### Exercise task
Pick up the review of the Brat Haüs beer garden where it stops, and write the next part after its final sentence.

### Text provided
Suds (Mostly) Trump the Grub at Brat Haus
Art lovers have Bosch's The Garden of Earthly Delights, Springsteen (and Jerry Maguire) fans have their "Secret Garden," but when it comes to a place where malted barley is cultivated like the most delicate of seedlings, a beer garden may be the one place nearly every hophead craves a romp through.
Six months ago, restaurateur Dave Andrea (formerly with Old Town Tortilla Factory, Wild Noodles, and Fat Slim's BBQ) put down roots for his own beer garden in Old Town. Called Brat Haüs, it's the Scottsdale version of a beer hall: a clean and comfortable gastropub with two tiny buildings flanking a spacious beer garden. The outdoor area, peppered with picnic tables, potted plants, and strings of bistro lights, usually fills up before the indoor spaces do.
And it's at Brat Haüs where nearly 30 beers on tap and almost 40 in bottles and cans aim to satisfy the city's legion of craft beer lovers. A strong German or Belgian brew? Got it. A rich golden ale from California? Sure, bottle or draft? How about a double IPA topped with a Russian imperial stout? Comin' right up. Even teetotalers have a wide variety to pick from. There's a pleasantly lip-puckering housemade lemonade and such obscure sodas as Fever Tree Ginger Beer, Jelly Belly Vanilla Cream, and Kickapoo Joy Juice.

### Source data

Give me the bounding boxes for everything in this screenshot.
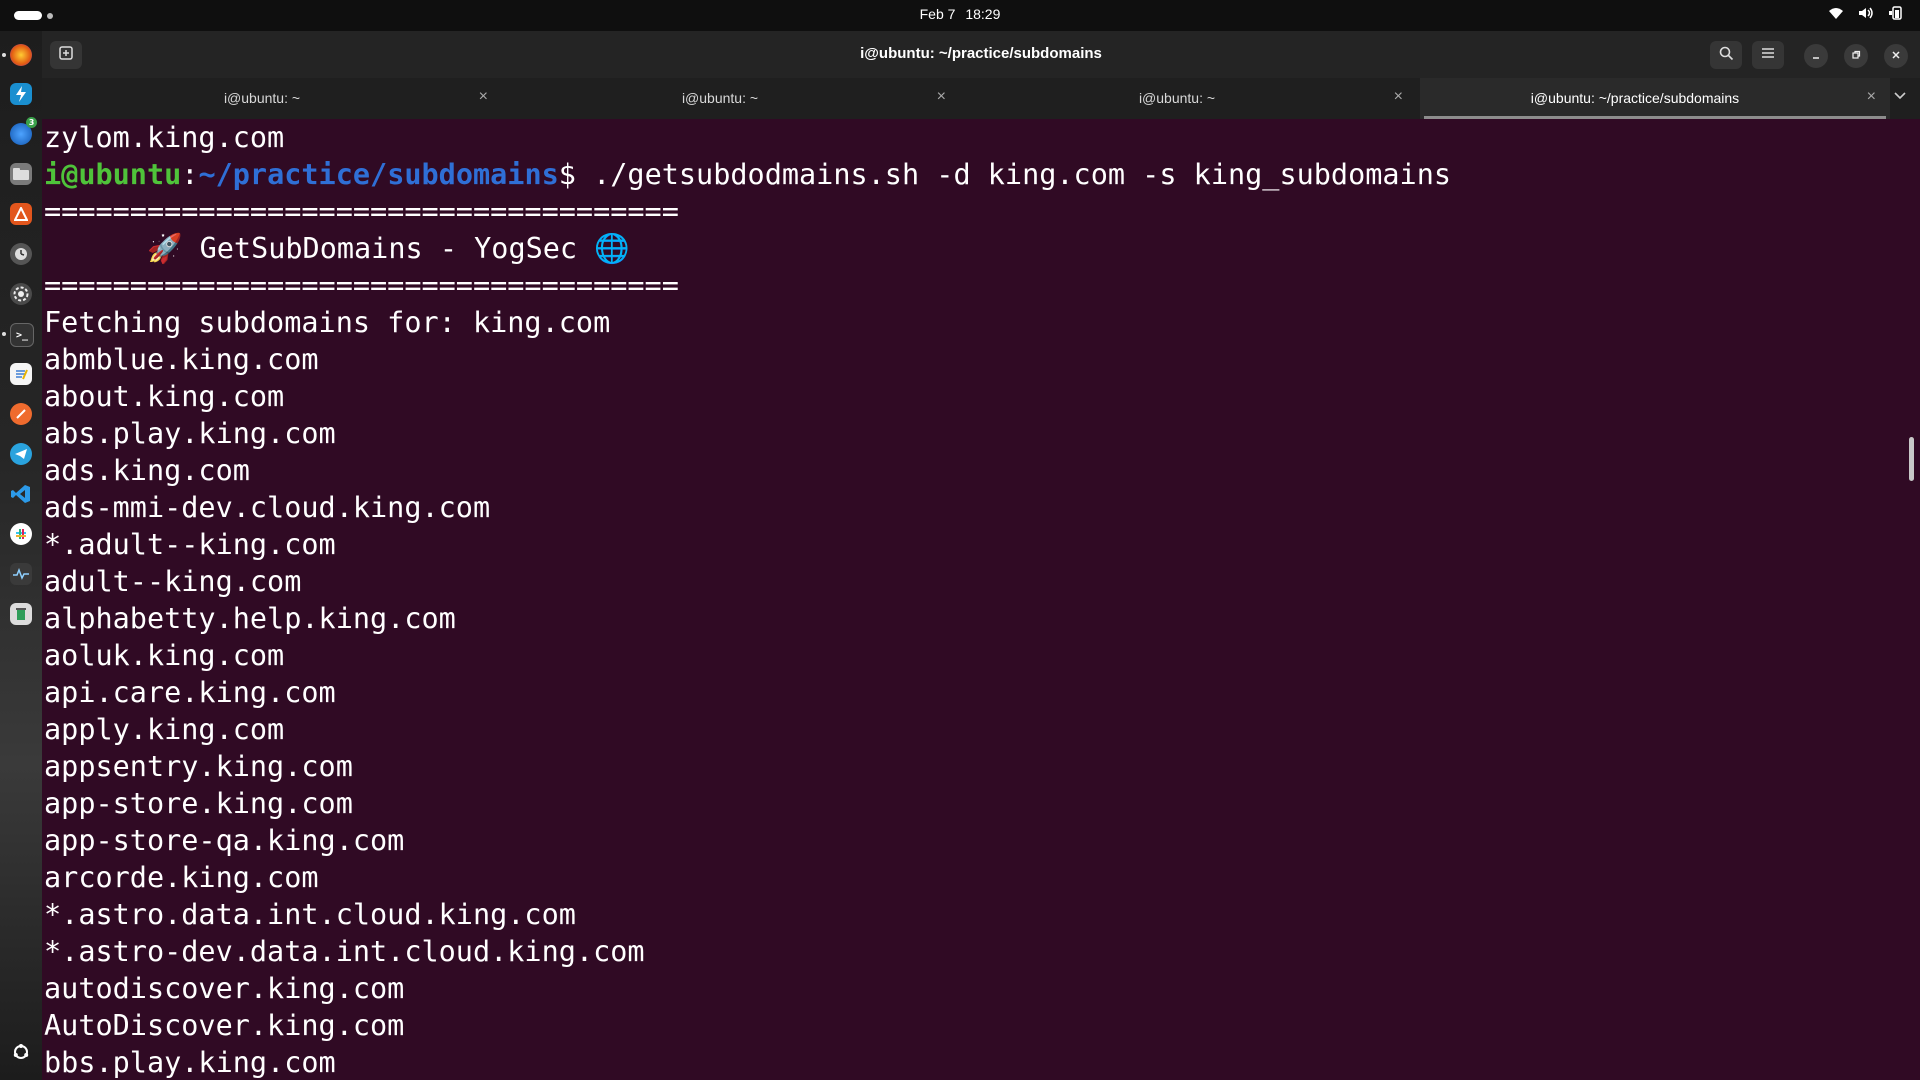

### Solved problem
3622 North Scottsdale Road, Scottsdale
Hours: 11 a.m. to 10 p.m. Sunday through Thursday; 11 a.m. to midnight Friday and Saturday
Brat Haus original pretzel: $4.25
Chorizo brat: $7
German potato salad (with fried egg): $3.75
Along with the suds comes the grub, and for that, Andrea's partnered with former Digestif and Caffe Boa chef Payton Curry. His locally focused menu of homemade sausages, German specialties, and house-pickled fare pairs well with the sour, fruity, hoppy, and rich flavors of its brewed brethren. With enough notice, Curry will even roast an entire pig for a family feast at home.
But for all of Curry's efforts — some stellar and others less so — the food complements the beer, and not the other way around. At Brat Haüs, the taps trump the kitchen; and despite the more food-inclined who would like to think otherwise, the drinkers have the advantage.
Which isn't to say there aren't good dishes to be had.
There are very good pretzels — warm, crunchy, soft, and with a perfect amount of salt — served with an array of housemade mustards and an exceptional curry ketchup. They're better than the often-overcooked Belgian fries. More hearty, but sweetly so, is a steaming bowl of scratch-made Jäger Stew, with chunky pieces of beef, potatoes, carrots, and apples. And for those seeking fruits and vegetables in this house of swine, the salads are top-notch. A shredded kale and pear creation, with long slices of jicama, candied pecans, and a light citrus vinaigrette, makes for a just-right light meal of the fresh and crunchy sort.
If you happen to have companions along, you'll want the charcuterie. With selections like salty pecorino topped with sticky golden honeycomb, a full-flavored house pâté, and wonderfully sweet, salty, and gooey bacon-wrapped dates more suited to a candy dish than a skewer, it's a crowd-pleasing plate of noteworthy tastes.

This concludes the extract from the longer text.